*TASK TO CARRY OUT*:
Tally up the lines where the string "πορτοκάλια" appears; reply with the number only.

*AVAILABLE RECORDS*:

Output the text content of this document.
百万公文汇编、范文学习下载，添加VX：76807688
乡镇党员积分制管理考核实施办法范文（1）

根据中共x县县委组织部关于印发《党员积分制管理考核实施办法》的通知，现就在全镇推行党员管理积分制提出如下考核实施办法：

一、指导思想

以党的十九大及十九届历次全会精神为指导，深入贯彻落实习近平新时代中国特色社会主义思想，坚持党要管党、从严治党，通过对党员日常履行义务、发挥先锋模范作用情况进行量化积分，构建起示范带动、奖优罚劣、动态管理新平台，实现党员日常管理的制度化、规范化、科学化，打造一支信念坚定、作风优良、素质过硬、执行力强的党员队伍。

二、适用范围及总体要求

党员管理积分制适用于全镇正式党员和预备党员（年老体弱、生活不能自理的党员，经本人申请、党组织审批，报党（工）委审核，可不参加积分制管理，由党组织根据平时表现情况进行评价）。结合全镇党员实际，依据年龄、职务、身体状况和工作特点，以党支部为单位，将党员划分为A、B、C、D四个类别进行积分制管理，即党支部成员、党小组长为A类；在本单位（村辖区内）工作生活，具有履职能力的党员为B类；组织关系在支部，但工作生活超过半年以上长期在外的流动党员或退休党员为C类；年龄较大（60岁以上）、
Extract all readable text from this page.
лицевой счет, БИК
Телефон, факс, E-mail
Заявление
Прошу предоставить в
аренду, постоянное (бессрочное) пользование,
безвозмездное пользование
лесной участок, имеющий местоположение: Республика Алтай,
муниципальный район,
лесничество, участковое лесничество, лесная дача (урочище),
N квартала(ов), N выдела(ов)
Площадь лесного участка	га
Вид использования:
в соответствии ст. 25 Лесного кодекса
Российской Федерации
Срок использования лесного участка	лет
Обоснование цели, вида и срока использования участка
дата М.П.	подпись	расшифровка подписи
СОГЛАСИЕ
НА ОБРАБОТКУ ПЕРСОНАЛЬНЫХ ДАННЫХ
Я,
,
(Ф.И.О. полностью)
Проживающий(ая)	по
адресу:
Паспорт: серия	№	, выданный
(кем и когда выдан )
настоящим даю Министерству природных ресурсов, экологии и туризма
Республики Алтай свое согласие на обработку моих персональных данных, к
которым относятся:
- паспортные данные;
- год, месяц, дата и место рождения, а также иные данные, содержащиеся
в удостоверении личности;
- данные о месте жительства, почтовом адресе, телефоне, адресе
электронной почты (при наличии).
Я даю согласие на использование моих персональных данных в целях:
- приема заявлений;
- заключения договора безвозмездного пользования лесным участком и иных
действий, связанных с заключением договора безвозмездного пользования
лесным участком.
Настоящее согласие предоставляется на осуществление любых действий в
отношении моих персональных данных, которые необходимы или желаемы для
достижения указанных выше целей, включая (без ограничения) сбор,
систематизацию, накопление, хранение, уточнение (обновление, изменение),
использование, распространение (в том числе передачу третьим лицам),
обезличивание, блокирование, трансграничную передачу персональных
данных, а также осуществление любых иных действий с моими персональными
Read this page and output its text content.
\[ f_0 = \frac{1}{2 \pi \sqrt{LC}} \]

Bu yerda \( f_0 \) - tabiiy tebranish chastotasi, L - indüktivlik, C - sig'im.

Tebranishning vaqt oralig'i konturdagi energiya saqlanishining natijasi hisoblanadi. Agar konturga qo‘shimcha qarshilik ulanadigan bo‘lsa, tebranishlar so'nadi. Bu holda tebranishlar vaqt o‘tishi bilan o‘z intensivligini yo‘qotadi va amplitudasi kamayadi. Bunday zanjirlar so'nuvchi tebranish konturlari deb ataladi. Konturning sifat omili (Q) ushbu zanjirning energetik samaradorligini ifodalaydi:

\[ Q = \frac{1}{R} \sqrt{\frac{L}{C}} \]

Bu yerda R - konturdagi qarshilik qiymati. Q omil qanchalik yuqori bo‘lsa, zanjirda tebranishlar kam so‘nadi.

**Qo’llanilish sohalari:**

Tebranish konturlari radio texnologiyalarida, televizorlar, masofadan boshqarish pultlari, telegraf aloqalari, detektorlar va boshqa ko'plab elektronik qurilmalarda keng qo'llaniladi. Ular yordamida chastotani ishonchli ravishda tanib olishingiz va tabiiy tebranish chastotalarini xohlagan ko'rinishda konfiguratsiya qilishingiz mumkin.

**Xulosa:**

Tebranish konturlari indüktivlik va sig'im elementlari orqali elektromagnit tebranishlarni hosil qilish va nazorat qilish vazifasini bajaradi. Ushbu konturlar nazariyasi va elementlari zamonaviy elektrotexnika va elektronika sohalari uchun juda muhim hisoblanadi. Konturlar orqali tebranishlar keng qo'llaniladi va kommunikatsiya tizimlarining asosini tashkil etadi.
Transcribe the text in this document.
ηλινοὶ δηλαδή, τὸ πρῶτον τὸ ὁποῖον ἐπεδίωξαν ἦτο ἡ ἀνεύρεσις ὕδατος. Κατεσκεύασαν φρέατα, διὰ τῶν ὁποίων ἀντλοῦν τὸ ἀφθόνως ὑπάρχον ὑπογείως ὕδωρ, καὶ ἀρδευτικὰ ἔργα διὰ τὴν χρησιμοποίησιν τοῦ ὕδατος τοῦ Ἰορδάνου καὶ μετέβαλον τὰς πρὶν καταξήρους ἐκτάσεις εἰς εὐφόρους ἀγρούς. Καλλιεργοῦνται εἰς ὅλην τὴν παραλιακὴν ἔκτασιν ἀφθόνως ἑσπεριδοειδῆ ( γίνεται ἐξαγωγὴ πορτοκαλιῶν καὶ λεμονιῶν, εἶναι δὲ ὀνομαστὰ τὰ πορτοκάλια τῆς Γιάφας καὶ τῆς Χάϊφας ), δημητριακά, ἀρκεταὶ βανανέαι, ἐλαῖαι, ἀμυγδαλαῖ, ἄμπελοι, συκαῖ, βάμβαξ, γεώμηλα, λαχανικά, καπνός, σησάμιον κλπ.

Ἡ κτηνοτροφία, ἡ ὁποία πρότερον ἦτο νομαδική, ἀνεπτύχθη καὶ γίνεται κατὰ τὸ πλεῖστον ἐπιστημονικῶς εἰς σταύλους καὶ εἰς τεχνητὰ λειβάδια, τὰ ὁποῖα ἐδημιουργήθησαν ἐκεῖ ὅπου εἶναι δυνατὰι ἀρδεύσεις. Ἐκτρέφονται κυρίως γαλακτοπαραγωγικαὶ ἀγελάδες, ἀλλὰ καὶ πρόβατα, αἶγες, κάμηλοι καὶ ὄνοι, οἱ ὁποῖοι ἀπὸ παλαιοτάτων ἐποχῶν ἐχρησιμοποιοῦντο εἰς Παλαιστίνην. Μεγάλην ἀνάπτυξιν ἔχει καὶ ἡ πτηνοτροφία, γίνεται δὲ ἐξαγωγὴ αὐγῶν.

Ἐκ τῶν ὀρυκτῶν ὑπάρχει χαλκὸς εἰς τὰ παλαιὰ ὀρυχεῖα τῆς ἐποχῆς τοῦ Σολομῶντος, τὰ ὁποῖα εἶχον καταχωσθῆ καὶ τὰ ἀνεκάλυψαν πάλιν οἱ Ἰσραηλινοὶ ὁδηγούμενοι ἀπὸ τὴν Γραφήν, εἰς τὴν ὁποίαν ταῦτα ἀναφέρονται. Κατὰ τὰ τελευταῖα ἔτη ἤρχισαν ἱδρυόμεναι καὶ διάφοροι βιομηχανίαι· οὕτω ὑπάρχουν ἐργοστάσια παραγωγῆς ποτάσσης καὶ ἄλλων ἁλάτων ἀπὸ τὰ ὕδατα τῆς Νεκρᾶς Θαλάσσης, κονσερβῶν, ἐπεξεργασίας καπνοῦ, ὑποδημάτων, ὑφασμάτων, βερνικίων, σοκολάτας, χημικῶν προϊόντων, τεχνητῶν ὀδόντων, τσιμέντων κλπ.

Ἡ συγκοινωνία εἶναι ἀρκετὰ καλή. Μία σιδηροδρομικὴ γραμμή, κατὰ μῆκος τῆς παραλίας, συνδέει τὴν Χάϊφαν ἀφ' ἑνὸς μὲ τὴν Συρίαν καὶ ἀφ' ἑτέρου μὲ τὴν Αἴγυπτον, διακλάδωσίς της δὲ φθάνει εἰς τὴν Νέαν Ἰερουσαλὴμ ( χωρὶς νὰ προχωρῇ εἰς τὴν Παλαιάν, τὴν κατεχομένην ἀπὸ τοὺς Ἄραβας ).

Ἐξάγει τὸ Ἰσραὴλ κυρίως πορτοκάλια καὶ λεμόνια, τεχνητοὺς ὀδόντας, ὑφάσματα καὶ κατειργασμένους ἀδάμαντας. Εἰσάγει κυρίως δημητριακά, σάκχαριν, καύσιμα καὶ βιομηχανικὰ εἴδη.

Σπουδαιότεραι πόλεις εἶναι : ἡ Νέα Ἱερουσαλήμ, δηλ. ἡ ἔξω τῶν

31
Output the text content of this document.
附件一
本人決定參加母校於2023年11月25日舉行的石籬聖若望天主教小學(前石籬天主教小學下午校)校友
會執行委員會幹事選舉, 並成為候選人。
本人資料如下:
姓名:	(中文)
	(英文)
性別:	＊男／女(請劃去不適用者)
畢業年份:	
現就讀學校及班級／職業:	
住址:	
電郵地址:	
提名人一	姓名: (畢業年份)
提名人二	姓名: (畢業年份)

*OUTPUT*:
2